> WHAT THE TASK REQUIRES
Say the number of lines containing the string "name", and say nothing else.

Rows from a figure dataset
==================================================

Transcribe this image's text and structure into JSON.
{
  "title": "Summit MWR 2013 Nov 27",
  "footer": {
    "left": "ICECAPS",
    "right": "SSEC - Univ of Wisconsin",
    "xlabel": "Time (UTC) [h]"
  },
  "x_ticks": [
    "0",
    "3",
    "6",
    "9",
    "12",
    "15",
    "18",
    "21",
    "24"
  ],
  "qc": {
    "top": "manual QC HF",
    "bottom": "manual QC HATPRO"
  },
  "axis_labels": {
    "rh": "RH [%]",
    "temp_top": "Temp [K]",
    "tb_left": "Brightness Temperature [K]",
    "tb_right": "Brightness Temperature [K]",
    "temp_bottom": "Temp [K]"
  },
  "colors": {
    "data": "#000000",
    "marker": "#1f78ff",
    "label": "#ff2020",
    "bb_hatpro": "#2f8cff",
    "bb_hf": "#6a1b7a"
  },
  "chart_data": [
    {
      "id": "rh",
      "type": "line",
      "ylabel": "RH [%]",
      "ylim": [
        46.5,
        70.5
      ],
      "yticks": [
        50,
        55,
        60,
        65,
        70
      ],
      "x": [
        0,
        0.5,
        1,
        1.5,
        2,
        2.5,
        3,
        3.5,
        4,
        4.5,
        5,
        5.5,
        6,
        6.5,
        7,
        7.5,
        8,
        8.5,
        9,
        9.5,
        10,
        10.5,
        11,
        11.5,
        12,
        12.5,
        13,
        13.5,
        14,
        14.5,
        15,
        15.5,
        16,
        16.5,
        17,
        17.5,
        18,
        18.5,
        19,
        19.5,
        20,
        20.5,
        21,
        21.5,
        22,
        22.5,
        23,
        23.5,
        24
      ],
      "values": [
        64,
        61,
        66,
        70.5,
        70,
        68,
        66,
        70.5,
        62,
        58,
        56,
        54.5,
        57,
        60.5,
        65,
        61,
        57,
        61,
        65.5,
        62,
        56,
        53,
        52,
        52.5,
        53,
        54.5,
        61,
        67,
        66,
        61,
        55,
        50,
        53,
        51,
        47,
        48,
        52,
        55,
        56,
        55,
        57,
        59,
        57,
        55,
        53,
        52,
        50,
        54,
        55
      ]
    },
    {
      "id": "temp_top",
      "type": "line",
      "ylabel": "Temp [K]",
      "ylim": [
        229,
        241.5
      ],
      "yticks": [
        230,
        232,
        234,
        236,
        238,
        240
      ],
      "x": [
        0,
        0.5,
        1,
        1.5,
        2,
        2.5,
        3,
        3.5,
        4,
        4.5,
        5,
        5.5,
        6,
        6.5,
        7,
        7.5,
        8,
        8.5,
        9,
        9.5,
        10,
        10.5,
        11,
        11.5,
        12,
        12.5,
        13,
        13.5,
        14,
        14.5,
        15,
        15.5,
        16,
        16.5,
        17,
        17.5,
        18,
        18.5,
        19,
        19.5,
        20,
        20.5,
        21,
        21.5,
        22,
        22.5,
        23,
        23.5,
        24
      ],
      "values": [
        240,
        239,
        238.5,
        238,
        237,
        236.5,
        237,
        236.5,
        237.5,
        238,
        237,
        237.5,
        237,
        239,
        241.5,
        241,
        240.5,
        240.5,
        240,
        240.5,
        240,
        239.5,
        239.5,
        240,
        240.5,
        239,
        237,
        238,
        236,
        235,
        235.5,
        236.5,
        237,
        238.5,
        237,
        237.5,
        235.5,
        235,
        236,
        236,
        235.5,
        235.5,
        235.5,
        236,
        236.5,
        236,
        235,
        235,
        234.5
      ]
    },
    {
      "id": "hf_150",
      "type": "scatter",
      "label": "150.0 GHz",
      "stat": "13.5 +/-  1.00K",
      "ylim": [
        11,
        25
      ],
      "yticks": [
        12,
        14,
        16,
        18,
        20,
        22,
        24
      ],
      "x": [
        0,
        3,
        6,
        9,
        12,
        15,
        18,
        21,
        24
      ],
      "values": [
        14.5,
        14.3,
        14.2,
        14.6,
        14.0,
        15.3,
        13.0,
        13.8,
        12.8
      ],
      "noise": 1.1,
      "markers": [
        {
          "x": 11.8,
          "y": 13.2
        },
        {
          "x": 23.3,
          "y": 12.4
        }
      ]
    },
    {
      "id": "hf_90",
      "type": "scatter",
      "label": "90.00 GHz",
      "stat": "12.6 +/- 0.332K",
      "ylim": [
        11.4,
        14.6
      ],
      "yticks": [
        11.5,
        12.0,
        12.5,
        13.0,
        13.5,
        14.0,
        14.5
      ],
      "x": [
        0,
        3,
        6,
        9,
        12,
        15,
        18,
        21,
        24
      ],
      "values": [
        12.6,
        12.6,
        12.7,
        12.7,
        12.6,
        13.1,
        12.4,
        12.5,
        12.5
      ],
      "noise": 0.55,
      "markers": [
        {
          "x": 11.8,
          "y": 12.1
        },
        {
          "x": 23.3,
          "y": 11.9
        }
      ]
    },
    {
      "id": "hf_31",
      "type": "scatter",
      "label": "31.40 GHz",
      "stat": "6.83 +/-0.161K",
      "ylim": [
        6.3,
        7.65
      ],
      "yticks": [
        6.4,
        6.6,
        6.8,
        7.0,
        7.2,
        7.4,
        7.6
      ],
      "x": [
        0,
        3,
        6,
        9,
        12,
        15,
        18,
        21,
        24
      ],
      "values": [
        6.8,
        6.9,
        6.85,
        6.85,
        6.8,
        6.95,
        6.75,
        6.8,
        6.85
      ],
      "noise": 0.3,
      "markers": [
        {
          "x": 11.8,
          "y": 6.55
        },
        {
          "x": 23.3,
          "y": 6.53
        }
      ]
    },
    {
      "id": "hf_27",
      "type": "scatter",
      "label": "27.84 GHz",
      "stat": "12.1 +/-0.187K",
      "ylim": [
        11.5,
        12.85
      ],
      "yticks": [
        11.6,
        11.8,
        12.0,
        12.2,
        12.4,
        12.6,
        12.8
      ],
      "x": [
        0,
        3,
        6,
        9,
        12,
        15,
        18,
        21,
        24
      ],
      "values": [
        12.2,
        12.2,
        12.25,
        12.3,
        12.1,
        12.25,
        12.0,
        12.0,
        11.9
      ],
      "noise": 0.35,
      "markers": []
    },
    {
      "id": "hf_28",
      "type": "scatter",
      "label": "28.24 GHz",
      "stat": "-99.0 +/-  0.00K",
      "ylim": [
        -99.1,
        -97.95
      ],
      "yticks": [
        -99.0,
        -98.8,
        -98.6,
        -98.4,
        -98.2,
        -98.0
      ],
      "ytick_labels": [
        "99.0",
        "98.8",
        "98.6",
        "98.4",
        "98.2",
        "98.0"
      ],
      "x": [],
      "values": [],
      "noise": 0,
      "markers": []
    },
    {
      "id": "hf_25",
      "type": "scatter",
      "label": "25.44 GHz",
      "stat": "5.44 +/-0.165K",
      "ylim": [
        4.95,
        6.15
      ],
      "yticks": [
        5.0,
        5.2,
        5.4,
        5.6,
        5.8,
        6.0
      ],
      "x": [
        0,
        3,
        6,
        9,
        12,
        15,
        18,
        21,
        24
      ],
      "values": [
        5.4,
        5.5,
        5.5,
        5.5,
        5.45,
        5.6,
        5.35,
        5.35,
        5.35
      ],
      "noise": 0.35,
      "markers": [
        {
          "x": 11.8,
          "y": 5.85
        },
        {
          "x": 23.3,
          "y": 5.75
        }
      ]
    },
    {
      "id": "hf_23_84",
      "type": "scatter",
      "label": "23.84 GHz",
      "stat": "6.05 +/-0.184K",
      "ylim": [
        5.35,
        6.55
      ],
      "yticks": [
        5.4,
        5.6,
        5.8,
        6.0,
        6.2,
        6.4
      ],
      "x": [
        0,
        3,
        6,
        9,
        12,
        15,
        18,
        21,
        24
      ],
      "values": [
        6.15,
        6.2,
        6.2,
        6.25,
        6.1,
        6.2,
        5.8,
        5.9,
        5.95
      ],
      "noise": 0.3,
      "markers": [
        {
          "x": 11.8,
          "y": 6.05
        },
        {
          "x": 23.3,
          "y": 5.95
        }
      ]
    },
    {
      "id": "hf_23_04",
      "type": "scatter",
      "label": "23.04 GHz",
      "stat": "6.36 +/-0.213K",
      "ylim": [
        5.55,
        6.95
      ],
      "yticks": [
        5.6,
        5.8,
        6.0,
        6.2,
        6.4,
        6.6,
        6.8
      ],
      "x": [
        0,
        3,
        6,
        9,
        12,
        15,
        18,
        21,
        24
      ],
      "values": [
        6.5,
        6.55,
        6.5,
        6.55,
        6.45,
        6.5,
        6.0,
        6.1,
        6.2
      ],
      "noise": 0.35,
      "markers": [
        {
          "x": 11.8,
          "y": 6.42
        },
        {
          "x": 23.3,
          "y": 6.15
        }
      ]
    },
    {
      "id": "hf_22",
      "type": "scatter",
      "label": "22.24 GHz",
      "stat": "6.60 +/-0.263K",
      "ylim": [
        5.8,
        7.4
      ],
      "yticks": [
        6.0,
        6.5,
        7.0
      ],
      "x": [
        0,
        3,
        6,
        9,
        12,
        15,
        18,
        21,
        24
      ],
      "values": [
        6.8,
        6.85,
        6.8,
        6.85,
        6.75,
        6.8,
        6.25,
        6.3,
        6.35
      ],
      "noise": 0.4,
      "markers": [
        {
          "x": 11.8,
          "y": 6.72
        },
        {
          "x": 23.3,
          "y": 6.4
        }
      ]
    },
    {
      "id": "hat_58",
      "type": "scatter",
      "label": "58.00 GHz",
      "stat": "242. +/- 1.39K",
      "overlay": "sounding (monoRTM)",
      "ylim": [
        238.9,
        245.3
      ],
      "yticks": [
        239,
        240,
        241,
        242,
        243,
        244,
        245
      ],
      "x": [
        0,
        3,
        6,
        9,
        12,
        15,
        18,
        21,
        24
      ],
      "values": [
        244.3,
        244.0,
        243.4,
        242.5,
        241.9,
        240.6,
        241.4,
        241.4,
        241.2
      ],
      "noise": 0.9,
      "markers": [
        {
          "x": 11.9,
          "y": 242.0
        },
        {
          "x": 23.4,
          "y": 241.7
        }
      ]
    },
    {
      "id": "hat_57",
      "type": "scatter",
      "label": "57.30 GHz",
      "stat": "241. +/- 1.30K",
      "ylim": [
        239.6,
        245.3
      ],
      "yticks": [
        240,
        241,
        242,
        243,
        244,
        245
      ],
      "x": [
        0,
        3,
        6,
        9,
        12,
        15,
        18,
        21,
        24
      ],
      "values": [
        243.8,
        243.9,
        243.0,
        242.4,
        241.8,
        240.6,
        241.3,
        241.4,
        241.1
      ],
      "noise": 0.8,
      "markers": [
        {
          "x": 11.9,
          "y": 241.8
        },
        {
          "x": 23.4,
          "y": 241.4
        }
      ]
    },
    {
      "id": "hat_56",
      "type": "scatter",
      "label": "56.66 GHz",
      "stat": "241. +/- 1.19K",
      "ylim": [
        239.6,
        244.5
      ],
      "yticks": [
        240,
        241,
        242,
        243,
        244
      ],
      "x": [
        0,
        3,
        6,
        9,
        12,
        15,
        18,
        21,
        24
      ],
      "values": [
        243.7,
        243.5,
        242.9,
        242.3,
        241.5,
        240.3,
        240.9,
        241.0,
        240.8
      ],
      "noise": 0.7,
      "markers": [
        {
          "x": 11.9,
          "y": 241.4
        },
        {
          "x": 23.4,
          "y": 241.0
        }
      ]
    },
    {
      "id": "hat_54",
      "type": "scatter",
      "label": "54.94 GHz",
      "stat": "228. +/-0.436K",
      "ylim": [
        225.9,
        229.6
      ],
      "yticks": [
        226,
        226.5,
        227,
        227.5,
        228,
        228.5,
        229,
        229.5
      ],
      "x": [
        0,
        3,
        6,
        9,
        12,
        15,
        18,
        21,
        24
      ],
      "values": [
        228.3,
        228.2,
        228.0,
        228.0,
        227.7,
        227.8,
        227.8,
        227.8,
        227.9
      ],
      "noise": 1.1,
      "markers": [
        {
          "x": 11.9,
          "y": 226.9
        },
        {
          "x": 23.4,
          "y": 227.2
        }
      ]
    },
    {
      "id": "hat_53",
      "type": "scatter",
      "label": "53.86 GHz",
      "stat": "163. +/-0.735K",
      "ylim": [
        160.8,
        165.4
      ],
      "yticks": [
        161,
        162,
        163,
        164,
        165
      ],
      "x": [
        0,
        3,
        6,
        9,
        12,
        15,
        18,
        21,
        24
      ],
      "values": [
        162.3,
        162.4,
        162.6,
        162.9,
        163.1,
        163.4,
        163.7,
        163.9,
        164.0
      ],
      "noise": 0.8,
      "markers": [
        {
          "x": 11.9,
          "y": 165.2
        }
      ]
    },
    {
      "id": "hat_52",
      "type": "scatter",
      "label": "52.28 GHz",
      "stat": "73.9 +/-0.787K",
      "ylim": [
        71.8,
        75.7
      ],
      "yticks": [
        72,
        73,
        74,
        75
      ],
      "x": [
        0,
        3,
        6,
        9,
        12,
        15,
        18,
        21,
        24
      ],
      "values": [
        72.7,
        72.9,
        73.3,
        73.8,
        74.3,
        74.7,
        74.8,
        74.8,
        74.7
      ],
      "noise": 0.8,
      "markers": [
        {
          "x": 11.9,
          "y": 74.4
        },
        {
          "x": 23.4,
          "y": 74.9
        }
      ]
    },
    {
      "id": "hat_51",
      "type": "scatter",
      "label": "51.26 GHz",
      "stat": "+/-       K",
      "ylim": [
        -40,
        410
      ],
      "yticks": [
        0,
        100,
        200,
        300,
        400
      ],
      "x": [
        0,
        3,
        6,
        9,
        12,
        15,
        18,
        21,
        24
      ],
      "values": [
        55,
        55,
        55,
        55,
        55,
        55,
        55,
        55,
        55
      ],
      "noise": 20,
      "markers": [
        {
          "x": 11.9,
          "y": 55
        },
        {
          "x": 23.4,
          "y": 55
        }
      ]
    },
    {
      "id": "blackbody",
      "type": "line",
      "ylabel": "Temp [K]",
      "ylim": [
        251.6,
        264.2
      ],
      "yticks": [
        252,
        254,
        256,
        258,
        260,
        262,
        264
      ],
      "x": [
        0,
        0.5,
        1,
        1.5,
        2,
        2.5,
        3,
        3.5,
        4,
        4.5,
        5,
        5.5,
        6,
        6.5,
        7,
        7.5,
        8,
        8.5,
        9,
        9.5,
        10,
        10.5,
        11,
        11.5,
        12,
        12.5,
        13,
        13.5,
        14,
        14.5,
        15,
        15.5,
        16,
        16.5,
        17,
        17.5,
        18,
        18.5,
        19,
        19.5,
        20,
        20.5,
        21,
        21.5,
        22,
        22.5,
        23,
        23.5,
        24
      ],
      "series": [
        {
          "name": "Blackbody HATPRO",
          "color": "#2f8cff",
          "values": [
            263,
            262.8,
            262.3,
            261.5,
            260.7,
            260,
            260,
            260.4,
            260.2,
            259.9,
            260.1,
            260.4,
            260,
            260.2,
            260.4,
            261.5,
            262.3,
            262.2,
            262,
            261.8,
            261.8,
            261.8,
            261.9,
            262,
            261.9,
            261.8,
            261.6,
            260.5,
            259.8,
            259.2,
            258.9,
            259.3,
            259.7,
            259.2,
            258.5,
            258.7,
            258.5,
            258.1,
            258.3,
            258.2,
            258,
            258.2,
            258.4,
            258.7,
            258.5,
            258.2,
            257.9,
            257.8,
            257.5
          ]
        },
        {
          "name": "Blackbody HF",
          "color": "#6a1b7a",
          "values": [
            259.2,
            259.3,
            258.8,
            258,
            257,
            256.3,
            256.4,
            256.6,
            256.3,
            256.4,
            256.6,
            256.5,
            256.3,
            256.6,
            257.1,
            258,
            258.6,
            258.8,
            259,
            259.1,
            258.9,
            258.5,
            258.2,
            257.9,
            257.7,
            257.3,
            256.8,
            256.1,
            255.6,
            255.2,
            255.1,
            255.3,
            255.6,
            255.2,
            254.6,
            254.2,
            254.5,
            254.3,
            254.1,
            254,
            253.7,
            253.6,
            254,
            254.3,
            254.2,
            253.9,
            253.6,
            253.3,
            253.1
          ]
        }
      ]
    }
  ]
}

==================================================

> WORKED ANSWER
2